TASK DESCRIPTION >> Show every line containing "ESTADO" by copying it.

DATA SUPPLIED >>
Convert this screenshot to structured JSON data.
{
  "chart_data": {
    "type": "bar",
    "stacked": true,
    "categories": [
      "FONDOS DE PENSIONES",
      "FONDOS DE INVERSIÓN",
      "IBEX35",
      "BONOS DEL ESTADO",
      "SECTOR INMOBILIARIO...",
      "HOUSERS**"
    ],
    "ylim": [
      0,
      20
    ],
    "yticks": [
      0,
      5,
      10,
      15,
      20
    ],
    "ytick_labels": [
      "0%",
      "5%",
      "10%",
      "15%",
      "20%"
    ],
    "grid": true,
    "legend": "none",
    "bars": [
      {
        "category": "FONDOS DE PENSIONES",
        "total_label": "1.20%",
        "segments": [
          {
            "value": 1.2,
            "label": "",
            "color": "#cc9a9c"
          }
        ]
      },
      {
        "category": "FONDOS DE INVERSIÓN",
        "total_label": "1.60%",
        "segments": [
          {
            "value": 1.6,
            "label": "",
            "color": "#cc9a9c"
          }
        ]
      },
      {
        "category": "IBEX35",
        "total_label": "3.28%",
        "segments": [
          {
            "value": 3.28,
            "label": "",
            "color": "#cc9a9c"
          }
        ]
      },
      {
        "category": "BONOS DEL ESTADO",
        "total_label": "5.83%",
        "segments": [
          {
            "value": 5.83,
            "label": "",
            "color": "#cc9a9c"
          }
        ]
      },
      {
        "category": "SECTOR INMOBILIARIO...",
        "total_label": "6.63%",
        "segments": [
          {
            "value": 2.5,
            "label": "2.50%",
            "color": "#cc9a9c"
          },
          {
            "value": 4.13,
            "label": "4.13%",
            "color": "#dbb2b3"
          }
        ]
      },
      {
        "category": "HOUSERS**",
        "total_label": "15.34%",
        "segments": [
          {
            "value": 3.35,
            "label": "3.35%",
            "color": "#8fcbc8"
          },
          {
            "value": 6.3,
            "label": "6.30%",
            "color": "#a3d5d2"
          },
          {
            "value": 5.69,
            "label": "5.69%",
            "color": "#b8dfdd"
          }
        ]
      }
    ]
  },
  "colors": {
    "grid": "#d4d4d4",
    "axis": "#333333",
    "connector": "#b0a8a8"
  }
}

THE SOLUTION >>
      "BONOS DEL ESTADO",
        "category": "BONOS DEL ESTADO",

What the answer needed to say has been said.